* Data excerpts:

------------

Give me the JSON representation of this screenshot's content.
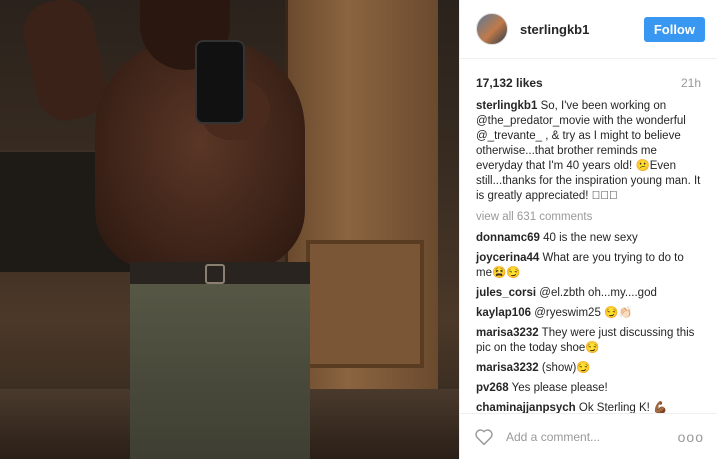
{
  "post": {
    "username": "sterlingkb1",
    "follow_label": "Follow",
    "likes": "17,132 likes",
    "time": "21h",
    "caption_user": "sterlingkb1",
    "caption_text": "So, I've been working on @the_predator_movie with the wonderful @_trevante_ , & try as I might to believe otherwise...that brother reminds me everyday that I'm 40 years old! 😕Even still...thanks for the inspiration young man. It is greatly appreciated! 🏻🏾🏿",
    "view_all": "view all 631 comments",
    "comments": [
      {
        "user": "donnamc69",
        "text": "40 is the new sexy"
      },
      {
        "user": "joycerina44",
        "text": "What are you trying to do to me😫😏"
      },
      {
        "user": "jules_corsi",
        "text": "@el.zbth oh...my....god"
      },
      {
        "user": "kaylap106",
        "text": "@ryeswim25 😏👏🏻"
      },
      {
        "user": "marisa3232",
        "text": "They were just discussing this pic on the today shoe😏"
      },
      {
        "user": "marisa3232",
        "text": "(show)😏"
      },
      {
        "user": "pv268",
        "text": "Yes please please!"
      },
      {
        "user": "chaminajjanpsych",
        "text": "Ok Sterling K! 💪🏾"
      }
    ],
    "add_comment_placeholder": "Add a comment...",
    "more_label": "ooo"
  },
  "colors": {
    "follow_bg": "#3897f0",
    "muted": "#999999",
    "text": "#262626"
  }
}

------------

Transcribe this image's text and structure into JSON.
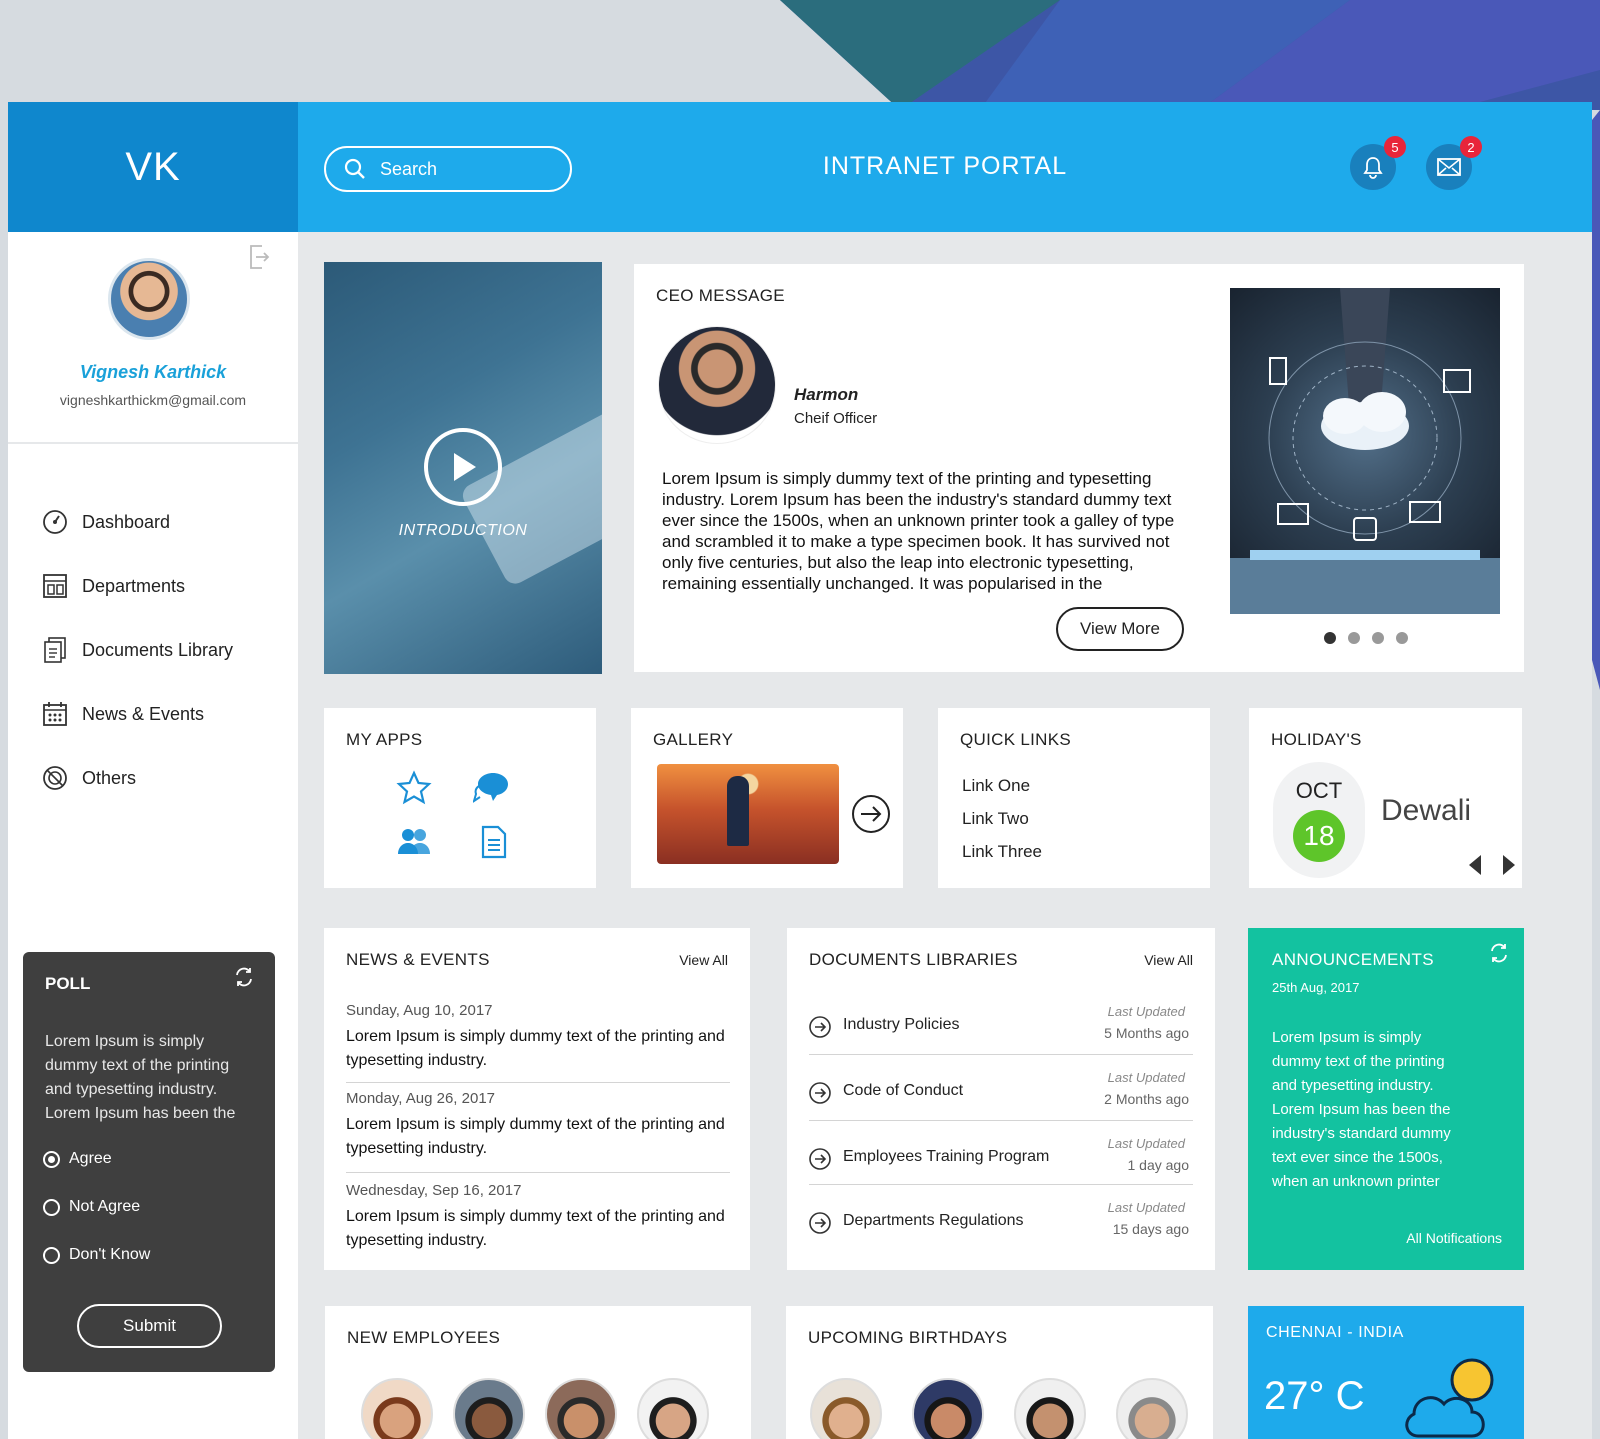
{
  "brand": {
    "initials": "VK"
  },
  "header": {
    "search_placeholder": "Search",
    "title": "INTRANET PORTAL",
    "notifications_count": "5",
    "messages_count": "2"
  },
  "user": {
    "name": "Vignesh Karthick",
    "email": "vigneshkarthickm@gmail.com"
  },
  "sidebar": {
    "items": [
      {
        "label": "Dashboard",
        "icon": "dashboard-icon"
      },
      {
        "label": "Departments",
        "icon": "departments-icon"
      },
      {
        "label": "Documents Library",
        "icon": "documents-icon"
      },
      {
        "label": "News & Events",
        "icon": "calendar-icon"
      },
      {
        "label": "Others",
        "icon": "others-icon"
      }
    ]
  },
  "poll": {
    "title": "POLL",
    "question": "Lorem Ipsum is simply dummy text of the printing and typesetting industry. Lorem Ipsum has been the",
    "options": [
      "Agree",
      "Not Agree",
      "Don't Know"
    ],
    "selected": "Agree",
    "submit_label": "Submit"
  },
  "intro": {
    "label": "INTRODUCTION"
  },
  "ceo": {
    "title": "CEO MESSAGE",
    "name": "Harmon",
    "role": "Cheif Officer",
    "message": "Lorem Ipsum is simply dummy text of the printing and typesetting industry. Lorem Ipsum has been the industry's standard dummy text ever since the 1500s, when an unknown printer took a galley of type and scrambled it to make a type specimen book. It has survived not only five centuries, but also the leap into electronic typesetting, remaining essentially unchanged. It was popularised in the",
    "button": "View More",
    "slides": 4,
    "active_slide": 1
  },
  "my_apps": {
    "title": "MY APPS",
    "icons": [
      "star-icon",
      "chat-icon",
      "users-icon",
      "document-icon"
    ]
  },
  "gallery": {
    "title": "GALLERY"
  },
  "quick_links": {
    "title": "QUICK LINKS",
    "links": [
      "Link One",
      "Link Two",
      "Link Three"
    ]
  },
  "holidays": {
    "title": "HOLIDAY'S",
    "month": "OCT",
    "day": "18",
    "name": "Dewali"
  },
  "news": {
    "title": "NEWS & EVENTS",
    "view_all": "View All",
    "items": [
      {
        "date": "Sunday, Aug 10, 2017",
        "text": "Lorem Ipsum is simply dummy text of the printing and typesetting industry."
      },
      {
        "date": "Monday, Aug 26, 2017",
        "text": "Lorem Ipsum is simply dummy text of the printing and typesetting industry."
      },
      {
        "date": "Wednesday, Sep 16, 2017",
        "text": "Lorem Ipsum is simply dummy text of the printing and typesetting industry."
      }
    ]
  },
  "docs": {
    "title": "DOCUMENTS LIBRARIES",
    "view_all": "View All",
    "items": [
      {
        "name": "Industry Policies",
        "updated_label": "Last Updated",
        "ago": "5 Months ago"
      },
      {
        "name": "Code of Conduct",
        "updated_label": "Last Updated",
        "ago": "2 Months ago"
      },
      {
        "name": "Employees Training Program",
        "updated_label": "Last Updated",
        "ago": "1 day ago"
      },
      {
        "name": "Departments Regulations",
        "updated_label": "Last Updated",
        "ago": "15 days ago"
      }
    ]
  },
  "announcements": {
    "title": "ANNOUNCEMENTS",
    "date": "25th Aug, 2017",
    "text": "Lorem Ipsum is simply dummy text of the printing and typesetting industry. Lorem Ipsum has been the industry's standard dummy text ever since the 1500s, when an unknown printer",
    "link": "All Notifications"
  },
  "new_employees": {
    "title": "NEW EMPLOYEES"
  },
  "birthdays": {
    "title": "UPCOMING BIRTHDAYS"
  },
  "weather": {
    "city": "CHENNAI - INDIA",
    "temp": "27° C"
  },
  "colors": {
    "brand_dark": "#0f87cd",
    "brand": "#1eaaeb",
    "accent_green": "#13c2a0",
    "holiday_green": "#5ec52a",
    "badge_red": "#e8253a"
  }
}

------------

* Job:
Pull every line containing the word "unknown" out of the entries above.

* Solution for this problem:
    "message": "Lorem Ipsum is simply dummy text of the printing and typesetting industry. Lorem Ipsum has been the industry's standard dummy text ever since the 1500s, when an unknown printer took a galley of type and scrambled it to make a type specimen book. It has survived not only five centuries, but also the leap into electronic typesetting, remaining essentially unchanged. It was popularised in the",
    "text": "Lorem Ipsum is simply dummy text of the printing and typesetting industry. Lorem Ipsum has been the industry's standard dummy text ever since the 1500s, when an unknown printer",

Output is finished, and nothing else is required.